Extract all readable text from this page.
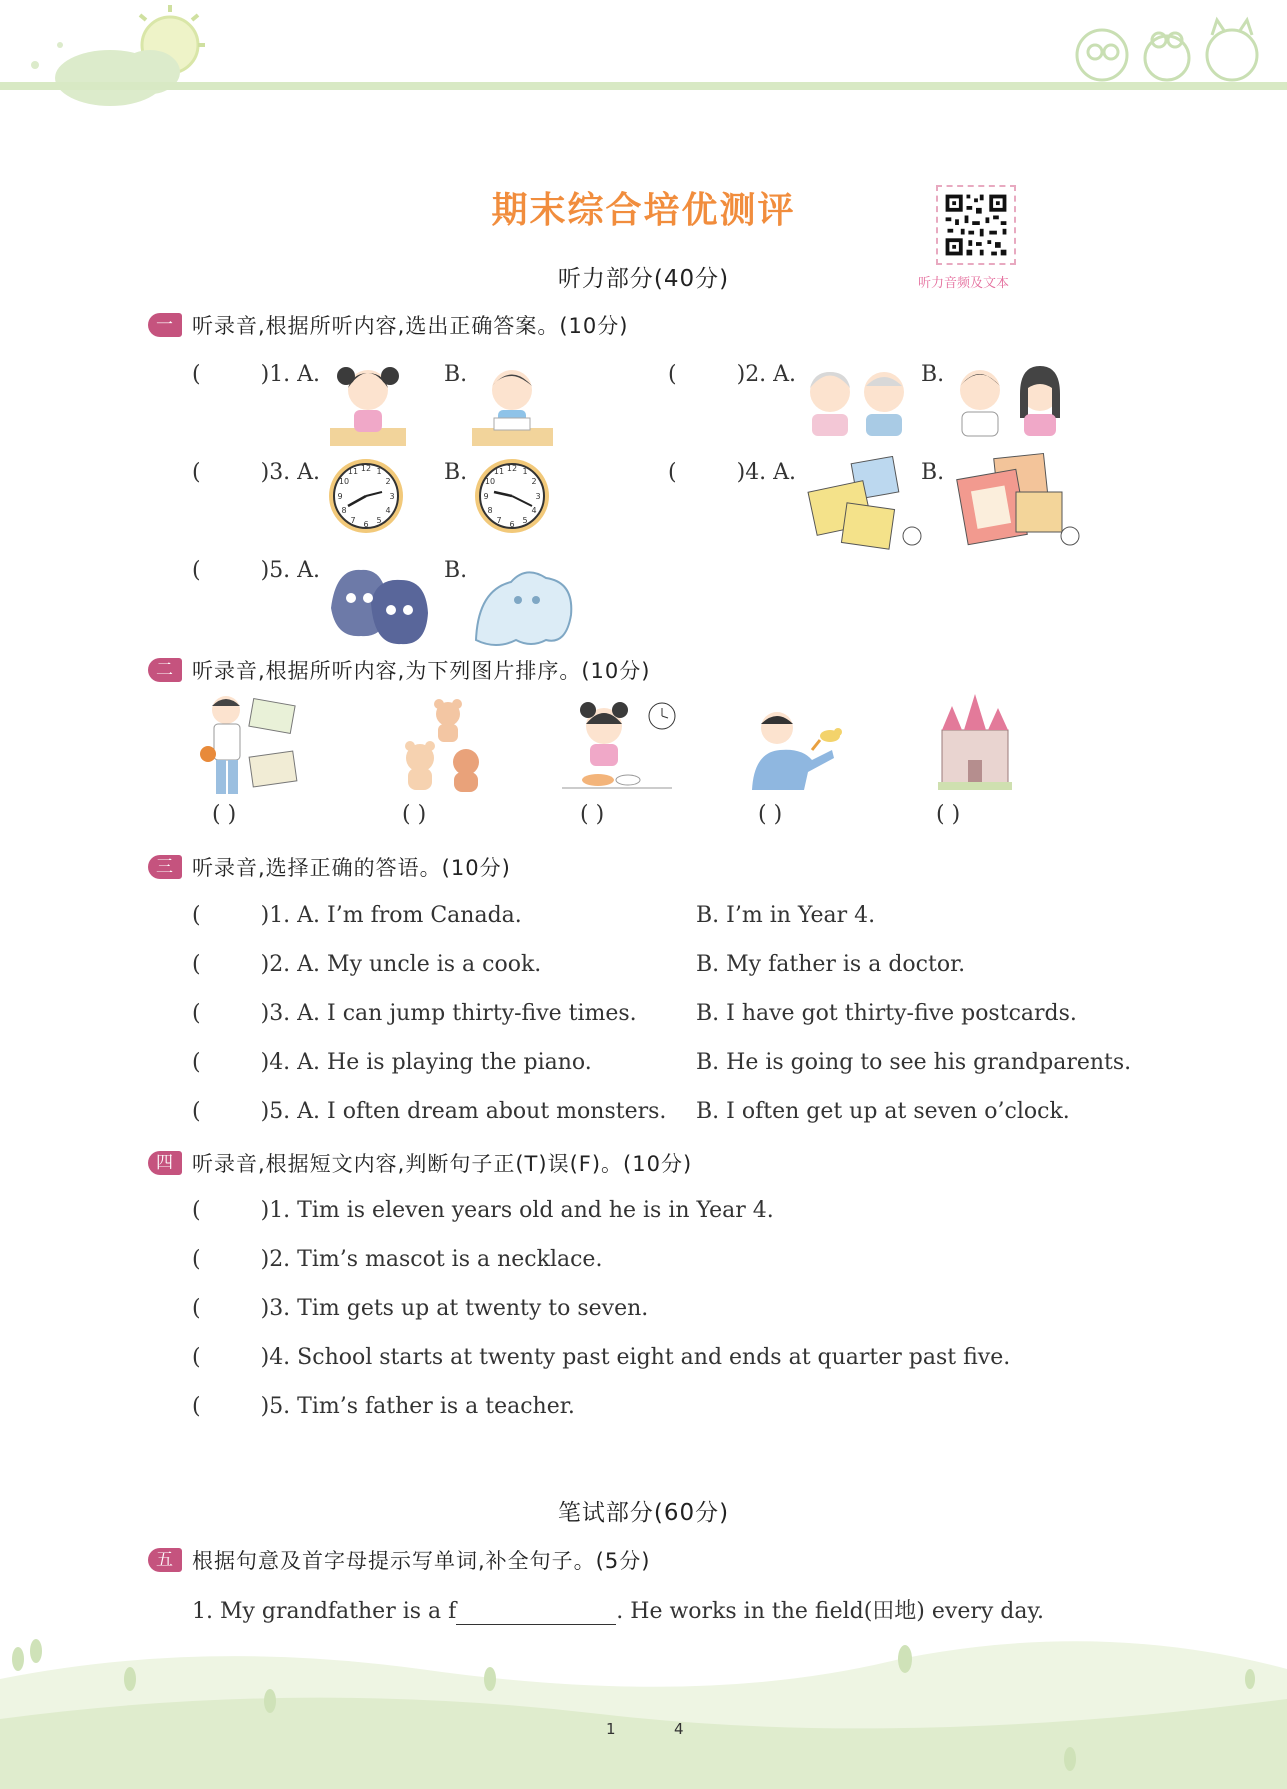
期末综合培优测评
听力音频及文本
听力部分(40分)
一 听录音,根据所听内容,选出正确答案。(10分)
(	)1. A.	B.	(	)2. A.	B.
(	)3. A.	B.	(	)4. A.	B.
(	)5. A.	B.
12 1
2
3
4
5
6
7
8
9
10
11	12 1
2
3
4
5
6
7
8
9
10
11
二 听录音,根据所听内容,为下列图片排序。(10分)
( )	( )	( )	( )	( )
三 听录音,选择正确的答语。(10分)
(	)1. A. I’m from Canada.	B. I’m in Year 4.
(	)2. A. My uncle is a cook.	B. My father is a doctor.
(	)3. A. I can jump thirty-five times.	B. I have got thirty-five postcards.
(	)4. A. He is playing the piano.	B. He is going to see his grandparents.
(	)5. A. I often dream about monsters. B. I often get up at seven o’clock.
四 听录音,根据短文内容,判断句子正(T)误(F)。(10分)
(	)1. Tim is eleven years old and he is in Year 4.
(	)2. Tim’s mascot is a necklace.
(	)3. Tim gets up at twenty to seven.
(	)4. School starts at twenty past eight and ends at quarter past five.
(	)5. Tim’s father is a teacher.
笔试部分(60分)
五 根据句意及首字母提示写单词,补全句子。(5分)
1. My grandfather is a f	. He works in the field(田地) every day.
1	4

────

Pick out every line above that contains the word "seven" and copy it.

(	)5. A. I often dream about monsters. B. I often get up at seven o’clock.
(	)3. Tim gets up at twenty to seven.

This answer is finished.